Would you return all of this data exactly, leaving nothing out?

===

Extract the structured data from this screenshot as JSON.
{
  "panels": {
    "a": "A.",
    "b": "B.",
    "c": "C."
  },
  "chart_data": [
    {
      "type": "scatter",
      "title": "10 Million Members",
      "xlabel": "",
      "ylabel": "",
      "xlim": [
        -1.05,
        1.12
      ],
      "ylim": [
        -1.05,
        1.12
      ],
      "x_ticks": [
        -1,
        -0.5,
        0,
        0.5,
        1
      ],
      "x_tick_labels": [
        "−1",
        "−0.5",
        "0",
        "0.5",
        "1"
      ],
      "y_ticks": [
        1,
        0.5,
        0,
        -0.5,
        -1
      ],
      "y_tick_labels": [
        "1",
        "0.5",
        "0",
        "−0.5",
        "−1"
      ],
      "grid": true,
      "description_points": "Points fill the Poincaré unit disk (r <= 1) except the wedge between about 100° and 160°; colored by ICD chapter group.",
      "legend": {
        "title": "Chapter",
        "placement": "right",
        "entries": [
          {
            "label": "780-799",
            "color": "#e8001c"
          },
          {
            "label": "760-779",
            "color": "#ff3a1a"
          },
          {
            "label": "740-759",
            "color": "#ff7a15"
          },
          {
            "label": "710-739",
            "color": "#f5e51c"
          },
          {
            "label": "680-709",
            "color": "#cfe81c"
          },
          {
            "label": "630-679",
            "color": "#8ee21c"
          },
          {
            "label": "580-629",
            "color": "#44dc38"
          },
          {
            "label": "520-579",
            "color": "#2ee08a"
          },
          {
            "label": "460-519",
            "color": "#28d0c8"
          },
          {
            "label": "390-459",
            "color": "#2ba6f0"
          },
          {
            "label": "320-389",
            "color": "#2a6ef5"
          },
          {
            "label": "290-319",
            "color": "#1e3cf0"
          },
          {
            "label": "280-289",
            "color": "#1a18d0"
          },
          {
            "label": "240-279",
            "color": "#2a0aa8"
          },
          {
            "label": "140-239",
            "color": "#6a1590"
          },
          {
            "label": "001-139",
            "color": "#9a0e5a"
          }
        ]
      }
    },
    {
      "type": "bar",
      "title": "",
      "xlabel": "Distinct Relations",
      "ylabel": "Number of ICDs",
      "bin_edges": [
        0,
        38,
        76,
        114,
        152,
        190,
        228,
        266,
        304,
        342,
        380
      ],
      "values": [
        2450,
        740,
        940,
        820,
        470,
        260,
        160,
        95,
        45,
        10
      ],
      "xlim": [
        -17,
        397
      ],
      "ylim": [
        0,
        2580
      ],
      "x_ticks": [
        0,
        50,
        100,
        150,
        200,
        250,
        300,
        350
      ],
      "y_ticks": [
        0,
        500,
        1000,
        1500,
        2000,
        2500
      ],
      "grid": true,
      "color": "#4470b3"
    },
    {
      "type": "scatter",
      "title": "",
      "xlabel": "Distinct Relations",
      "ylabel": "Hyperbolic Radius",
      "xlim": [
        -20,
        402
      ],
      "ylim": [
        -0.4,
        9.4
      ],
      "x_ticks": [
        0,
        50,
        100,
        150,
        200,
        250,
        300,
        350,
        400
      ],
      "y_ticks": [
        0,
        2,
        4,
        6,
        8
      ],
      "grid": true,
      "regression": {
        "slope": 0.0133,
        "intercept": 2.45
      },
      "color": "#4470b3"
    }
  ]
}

===

### Result of the exercise:
Extract the structured data from this screenshot as JSON.
{
  "panels": {
    "a": "A.",
    "b": "B.",
    "c": "C."
  },
  "chart_data": [
    {
      "type": "scatter",
      "title": "10 Million Members",
      "xlabel": "",
      "ylabel": "",
      "xlim": [
        -1.05,
        1.12
      ],
      "ylim": [
        -1.05,
        1.12
      ],
      "x_ticks": [
        -1,
        -0.5,
        0,
        0.5,
        1
      ],
      "x_tick_labels": [
        "−1",
        "−0.5",
        "0",
        "0.5",
        "1"
      ],
      "y_ticks": [
        1,
        0.5,
        0,
        -0.5,
        -1
      ],
      "y_tick_labels": [
        "1",
        "0.5",
        "0",
        "−0.5",
        "−1"
      ],
      "grid": true,
      "description_points": "Points fill the Poincaré unit disk (r <= 1) except the wedge between about 100° and 160°; colored by ICD chapter group.",
      "legend": {
        "title": "Chapter",
        "placement": "right",
        "entries": [
          {
            "label": "780-799",
            "color": "#e8001c"
          },
          {
            "label": "760-779",
            "color": "#ff3a1a"
          },
          {
            "label": "740-759",
            "color": "#ff7a15"
          },
          {
            "label": "710-739",
            "color": "#f5e51c"
          },
          {
            "label": "680-709",
            "color": "#cfe81c"
          },
          {
            "label": "630-679",
            "color": "#8ee21c"
          },
          {
            "label": "580-629",
            "color": "#44dc38"
          },
          {
            "label": "520-579",
            "color": "#2ee08a"
          },
          {
            "label": "460-519",
            "color": "#28d0c8"
          },
          {
            "label": "390-459",
            "color": "#2ba6f0"
          },
          {
            "label": "320-389",
            "color": "#2a6ef5"
          },
          {
            "label": "290-319",
            "color": "#1e3cf0"
          },
          {
            "label": "280-289",
            "color": "#1a18d0"
          },
          {
            "label": "240-279",
            "color": "#2a0aa8"
          },
          {
            "label": "140-239",
            "color": "#6a1590"
          },
          {
            "label": "001-139",
            "color": "#9a0e5a"
          }
        ]
      }
    },
    {
      "type": "bar",
      "title": "",
      "xlabel": "Distinct Relations",
      "ylabel": "Number of ICDs",
      "bin_edges": [
        0,
        38,
        76,
        114,
        152,
        190,
        228,
        266,
        304,
        342,
        380
      ],
      "values": [
        2450,
        740,
        940,
        820,
        470,
        260,
        160,
        95,
        45,
        10
      ],
      "xlim": [
        -17,
        397
      ],
      "ylim": [
        0,
        2580
      ],
      "x_ticks": [
        0,
        50,
        100,
        150,
        200,
        250,
        300,
        350
      ],
      "y_ticks": [
        0,
        500,
        1000,
        1500,
        2000,
        2500
      ],
      "grid": true,
      "color": "#4470b3"
    },
    {
      "type": "scatter",
      "title": "",
      "xlabel": "Distinct Relations",
      "ylabel": "Hyperbolic Radius",
      "xlim": [
        -20,
        402
      ],
      "ylim": [
        -0.4,
        9.4
      ],
      "x_ticks": [
        0,
        50,
        100,
        150,
        200,
        250,
        300,
        350,
        400
      ],
      "y_ticks": [
        0,
        2,
        4,
        6,
        8
      ],
      "grid": true,
      "regression": {
        "slope": 0.0133,
        "intercept": 2.45
      },
      "color": "#4470b3"
    }
  ]
}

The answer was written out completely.